------ Given data ------
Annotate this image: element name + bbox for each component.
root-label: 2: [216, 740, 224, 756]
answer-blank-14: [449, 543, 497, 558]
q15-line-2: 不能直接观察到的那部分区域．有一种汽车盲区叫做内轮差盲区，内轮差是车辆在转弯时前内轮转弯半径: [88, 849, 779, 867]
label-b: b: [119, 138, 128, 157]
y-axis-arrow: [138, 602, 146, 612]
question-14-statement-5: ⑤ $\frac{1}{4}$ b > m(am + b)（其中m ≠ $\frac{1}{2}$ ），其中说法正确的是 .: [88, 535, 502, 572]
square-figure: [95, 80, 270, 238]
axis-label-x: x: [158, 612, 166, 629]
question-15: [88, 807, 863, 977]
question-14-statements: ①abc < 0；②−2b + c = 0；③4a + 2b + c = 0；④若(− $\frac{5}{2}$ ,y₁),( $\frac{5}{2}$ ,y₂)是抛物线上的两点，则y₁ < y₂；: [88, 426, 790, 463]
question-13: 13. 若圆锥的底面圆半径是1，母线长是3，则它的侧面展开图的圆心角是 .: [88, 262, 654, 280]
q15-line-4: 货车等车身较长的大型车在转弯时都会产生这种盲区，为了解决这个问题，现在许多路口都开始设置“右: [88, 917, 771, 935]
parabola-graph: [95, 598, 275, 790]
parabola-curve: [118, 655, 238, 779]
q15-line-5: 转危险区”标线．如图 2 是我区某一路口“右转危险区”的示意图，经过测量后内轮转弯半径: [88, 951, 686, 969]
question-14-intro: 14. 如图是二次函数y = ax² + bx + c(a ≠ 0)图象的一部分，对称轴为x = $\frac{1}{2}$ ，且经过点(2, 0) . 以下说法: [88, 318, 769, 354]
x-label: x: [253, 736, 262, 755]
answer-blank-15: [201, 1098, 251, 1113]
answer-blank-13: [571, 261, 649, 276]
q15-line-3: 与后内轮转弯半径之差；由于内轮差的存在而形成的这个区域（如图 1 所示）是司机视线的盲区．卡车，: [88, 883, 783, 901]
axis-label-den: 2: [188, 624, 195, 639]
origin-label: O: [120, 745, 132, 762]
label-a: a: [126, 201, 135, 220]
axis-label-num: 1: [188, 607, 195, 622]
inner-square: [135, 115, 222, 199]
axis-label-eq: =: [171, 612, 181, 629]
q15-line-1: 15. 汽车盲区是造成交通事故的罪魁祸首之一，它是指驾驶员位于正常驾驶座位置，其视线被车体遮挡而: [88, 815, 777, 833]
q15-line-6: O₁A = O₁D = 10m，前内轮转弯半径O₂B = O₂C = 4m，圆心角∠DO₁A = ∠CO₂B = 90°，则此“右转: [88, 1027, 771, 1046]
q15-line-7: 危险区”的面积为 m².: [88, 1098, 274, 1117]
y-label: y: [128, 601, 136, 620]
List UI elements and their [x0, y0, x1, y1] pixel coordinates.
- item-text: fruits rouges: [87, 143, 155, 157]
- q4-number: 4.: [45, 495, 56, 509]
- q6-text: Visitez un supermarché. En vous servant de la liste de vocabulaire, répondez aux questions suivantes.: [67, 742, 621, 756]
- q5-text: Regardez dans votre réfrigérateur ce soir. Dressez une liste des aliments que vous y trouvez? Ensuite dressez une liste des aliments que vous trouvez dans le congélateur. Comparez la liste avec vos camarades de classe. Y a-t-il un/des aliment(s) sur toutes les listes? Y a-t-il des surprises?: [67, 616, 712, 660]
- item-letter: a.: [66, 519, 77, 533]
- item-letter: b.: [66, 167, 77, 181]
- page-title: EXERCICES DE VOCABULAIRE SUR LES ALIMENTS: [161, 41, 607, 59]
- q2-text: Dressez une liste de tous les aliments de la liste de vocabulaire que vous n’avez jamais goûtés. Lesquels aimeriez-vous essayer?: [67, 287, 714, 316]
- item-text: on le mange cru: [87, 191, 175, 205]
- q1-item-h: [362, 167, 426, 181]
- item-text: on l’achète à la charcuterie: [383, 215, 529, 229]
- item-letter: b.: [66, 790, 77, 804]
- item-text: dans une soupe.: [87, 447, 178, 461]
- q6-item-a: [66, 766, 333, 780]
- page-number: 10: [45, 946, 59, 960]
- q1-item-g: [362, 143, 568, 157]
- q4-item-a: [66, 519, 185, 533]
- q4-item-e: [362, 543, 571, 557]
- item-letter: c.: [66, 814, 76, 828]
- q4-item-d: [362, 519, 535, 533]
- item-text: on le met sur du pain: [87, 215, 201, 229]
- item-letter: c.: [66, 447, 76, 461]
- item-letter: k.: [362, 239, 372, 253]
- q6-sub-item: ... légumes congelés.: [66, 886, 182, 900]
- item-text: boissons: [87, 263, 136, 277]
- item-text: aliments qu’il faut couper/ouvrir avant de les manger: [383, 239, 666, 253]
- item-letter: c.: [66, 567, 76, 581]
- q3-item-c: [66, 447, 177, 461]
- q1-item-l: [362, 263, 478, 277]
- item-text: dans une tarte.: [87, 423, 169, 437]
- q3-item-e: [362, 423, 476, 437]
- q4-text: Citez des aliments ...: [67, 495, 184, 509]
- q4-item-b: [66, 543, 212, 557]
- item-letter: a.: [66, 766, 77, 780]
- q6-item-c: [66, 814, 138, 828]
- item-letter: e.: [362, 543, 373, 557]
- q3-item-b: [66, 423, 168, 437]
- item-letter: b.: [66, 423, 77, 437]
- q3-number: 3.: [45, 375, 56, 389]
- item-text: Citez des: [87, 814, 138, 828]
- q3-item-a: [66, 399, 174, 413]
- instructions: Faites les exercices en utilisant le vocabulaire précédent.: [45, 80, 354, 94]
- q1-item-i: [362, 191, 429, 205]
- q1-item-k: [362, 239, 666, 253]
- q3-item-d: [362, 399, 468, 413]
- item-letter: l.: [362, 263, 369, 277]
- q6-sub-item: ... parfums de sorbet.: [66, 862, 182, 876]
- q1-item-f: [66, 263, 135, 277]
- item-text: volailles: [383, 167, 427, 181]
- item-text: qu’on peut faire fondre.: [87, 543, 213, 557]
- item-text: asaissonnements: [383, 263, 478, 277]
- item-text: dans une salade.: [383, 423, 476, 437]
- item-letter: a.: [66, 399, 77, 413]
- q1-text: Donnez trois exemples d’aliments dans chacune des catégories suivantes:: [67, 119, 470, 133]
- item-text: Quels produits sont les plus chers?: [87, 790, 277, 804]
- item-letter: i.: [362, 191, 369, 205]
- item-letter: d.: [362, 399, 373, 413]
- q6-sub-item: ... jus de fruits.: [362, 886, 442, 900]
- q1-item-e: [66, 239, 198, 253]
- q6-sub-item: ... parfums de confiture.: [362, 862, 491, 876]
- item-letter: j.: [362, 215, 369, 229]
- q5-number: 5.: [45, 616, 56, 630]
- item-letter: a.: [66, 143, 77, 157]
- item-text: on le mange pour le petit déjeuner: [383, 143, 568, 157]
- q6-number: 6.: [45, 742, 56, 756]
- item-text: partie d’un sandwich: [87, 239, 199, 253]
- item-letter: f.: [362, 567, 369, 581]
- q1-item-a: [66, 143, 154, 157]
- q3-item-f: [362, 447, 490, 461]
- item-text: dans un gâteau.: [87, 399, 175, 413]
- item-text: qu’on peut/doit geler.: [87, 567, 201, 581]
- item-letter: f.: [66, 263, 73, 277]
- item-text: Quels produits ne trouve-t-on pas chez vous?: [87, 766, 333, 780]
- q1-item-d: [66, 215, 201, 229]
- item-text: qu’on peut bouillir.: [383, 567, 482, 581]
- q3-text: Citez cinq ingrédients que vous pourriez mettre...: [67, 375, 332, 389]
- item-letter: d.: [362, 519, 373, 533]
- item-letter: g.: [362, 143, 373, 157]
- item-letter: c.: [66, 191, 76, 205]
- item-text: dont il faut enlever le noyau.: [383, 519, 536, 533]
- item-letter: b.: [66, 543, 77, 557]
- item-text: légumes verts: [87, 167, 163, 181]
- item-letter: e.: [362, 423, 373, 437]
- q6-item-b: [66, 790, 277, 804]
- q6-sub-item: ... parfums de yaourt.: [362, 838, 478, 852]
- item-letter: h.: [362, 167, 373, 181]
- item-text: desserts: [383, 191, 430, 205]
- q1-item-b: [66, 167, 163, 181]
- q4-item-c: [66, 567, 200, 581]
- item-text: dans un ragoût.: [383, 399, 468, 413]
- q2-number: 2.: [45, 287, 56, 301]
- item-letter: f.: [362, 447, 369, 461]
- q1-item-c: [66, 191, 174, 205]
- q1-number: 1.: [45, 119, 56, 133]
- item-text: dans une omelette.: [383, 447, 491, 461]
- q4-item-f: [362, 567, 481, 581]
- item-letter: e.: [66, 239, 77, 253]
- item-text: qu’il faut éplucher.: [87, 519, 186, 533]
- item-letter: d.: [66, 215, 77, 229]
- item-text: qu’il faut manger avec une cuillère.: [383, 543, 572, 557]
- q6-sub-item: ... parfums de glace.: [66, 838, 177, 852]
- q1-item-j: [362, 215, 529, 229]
------
* _Problem to work on_:
Transcribe the entries starting at the first line and ending at the line containing "y-axis-arrow: [138, 602, 146, 612]", with both ends included.

* _The result_:
Annotate this image: element name + bbox for each component.
root-label: 2: [216, 740, 224, 756]
answer-blank-14: [449, 543, 497, 558]
q15-line-2: 不能直接观察到的那部分区域．有一种汽车盲区叫做内轮差盲区，内轮差是车辆在转弯时前内轮转弯半径: [88, 849, 779, 867]
label-b: b: [119, 138, 128, 157]
y-axis-arrow: [138, 602, 146, 612]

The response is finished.